--- RECORD EXCERPTS ---
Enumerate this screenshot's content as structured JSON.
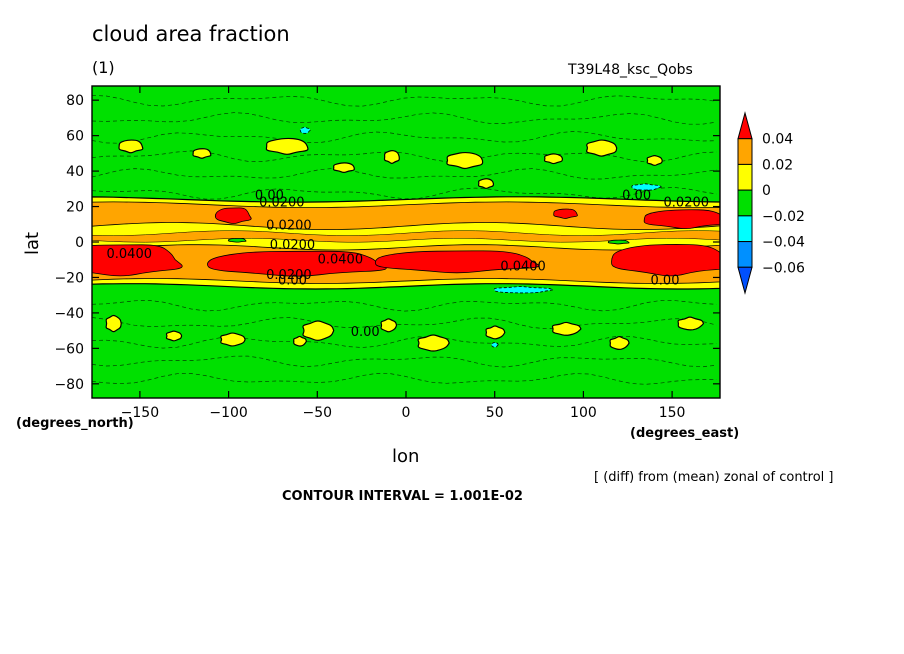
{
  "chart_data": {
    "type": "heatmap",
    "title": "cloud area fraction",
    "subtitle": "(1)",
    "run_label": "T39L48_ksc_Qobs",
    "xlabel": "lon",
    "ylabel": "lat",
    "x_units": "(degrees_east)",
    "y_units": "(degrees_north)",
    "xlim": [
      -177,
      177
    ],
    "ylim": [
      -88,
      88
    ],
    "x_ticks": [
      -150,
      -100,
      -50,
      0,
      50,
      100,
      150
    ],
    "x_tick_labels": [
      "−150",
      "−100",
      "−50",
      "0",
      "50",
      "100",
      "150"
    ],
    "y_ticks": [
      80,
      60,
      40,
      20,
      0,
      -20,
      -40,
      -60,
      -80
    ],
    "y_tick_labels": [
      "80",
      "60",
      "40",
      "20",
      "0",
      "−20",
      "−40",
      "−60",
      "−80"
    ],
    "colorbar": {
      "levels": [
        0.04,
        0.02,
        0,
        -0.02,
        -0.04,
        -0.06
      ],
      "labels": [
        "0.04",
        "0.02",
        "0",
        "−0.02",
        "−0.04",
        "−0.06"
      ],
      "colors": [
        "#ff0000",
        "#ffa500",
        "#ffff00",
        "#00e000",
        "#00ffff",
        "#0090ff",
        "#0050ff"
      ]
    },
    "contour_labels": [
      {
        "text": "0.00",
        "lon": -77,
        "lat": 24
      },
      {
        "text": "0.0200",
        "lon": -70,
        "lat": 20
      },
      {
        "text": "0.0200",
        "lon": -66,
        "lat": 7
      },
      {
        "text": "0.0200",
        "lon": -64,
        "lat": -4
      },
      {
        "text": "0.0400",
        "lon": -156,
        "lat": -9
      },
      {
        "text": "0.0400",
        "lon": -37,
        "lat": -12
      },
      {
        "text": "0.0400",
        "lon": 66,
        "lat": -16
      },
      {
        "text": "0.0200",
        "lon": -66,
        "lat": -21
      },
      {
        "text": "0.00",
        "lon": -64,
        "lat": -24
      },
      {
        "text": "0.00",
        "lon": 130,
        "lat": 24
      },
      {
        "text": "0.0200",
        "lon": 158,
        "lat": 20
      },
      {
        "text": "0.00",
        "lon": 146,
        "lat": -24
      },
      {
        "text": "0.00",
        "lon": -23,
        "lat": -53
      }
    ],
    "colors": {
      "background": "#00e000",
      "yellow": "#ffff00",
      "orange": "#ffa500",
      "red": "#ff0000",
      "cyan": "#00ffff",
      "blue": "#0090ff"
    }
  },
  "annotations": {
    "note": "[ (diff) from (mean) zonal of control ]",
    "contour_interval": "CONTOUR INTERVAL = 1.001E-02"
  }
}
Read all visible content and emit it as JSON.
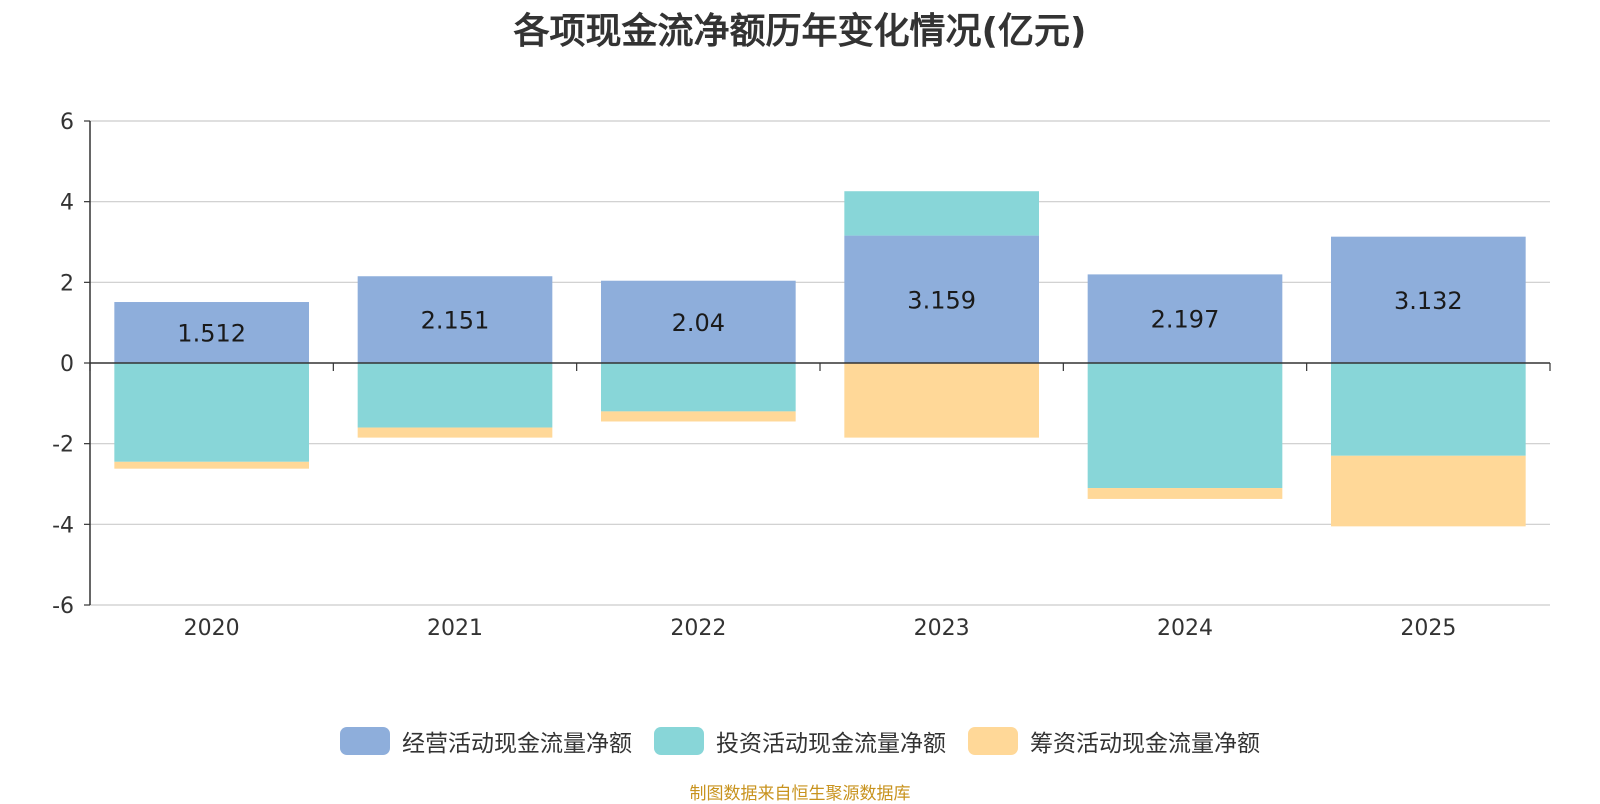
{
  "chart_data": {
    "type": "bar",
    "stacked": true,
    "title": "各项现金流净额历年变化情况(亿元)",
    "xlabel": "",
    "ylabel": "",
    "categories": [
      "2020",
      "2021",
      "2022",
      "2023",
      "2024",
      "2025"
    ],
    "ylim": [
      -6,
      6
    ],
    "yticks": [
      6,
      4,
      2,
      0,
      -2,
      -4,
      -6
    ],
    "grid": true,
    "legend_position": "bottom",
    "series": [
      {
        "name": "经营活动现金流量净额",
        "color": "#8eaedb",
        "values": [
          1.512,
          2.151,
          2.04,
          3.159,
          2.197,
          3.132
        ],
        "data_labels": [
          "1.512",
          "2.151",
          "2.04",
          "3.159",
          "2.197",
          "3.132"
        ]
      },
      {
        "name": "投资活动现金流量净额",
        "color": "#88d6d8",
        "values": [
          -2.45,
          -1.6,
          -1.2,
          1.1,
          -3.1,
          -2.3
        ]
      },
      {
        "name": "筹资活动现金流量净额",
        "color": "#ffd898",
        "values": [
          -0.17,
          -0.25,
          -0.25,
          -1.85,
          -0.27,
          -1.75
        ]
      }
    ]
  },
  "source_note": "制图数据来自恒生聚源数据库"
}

--- WORK TO BE COMPLETED ---
All of the lines above should be printed exactly, minus the pictures.

--- THE RESULT ---
Enumerate this screenshot's content as structured JSON.
{
  "chart_data": {
    "type": "heatmap",
    "title": "cloud area fraction",
    "subtitle": "(1)",
    "run_label": "T39L48_ksc_Qobs",
    "xlabel": "lon",
    "ylabel": "lat",
    "x_units": "(degrees_east)",
    "y_units": "(degrees_north)",
    "xlim": [
      -177,
      177
    ],
    "ylim": [
      -88,
      88
    ],
    "x_ticks": [
      -150,
      -100,
      -50,
      0,
      50,
      100,
      150
    ],
    "x_tick_labels": [
      "−150",
      "−100",
      "−50",
      "0",
      "50",
      "100",
      "150"
    ],
    "y_ticks": [
      80,
      60,
      40,
      20,
      0,
      -20,
      -40,
      -60,
      -80
    ],
    "y_tick_labels": [
      "80",
      "60",
      "40",
      "20",
      "0",
      "−20",
      "−40",
      "−60",
      "−80"
    ],
    "colorbar": {
      "levels": [
        0.04,
        0.02,
        0,
        -0.02,
        -0.04,
        -0.06
      ],
      "labels": [
        "0.04",
        "0.02",
        "0",
        "−0.02",
        "−0.04",
        "−0.06"
      ],
      "colors": [
        "#ff0000",
        "#ffa500",
        "#ffff00",
        "#00e000",
        "#00ffff",
        "#0090ff",
        "#0050ff"
      ]
    },
    "contour_labels": [
      {
        "text": "0.00",
        "lon": -77,
        "lat": 24
      },
      {
        "text": "0.0200",
        "lon": -70,
        "lat": 20
      },
      {
        "text": "0.0200",
        "lon": -66,
        "lat": 7
      },
      {
        "text": "0.0200",
        "lon": -64,
        "lat": -4
      },
      {
        "text": "0.0400",
        "lon": -156,
        "lat": -9
      },
      {
        "text": "0.0400",
        "lon": -37,
        "lat": -12
      },
      {
        "text": "0.0400",
        "lon": 66,
        "lat": -16
      },
      {
        "text": "0.0200",
        "lon": -66,
        "lat": -21
      },
      {
        "text": "0.00",
        "lon": -64,
        "lat": -24
      },
      {
        "text": "0.00",
        "lon": 130,
        "lat": 24
      },
      {
        "text": "0.0200",
        "lon": 158,
        "lat": 20
      },
      {
        "text": "0.00",
        "lon": 146,
        "lat": -24
      },
      {
        "text": "0.00",
        "lon": -23,
        "lat": -53
      }
    ],
    "colors": {
      "background": "#00e000",
      "yellow": "#ffff00",
      "orange": "#ffa500",
      "red": "#ff0000",
      "cyan": "#00ffff",
      "blue": "#0090ff"
    }
  },
  "annotations": {
    "note": "[ (diff) from (mean) zonal of control ]",
    "contour_interval": "CONTOUR INTERVAL = 1.001E-02"
  }
}
Read all visible content and emit it as JSON.
{
  "chart_data": {
    "type": "bar",
    "stacked": true,
    "title": "各项现金流净额历年变化情况(亿元)",
    "xlabel": "",
    "ylabel": "",
    "categories": [
      "2020",
      "2021",
      "2022",
      "2023",
      "2024",
      "2025"
    ],
    "ylim": [
      -6,
      6
    ],
    "yticks": [
      6,
      4,
      2,
      0,
      -2,
      -4,
      -6
    ],
    "grid": true,
    "legend_position": "bottom",
    "series": [
      {
        "name": "经营活动现金流量净额",
        "color": "#8eaedb",
        "values": [
          1.512,
          2.151,
          2.04,
          3.159,
          2.197,
          3.132
        ],
        "data_labels": [
          "1.512",
          "2.151",
          "2.04",
          "3.159",
          "2.197",
          "3.132"
        ]
      },
      {
        "name": "投资活动现金流量净额",
        "color": "#88d6d8",
        "values": [
          -2.45,
          -1.6,
          -1.2,
          1.1,
          -3.1,
          -2.3
        ]
      },
      {
        "name": "筹资活动现金流量净额",
        "color": "#ffd898",
        "values": [
          -0.17,
          -0.25,
          -0.25,
          -1.85,
          -0.27,
          -1.75
        ]
      }
    ]
  },
  "source_note": "制图数据来自恒生聚源数据库"
}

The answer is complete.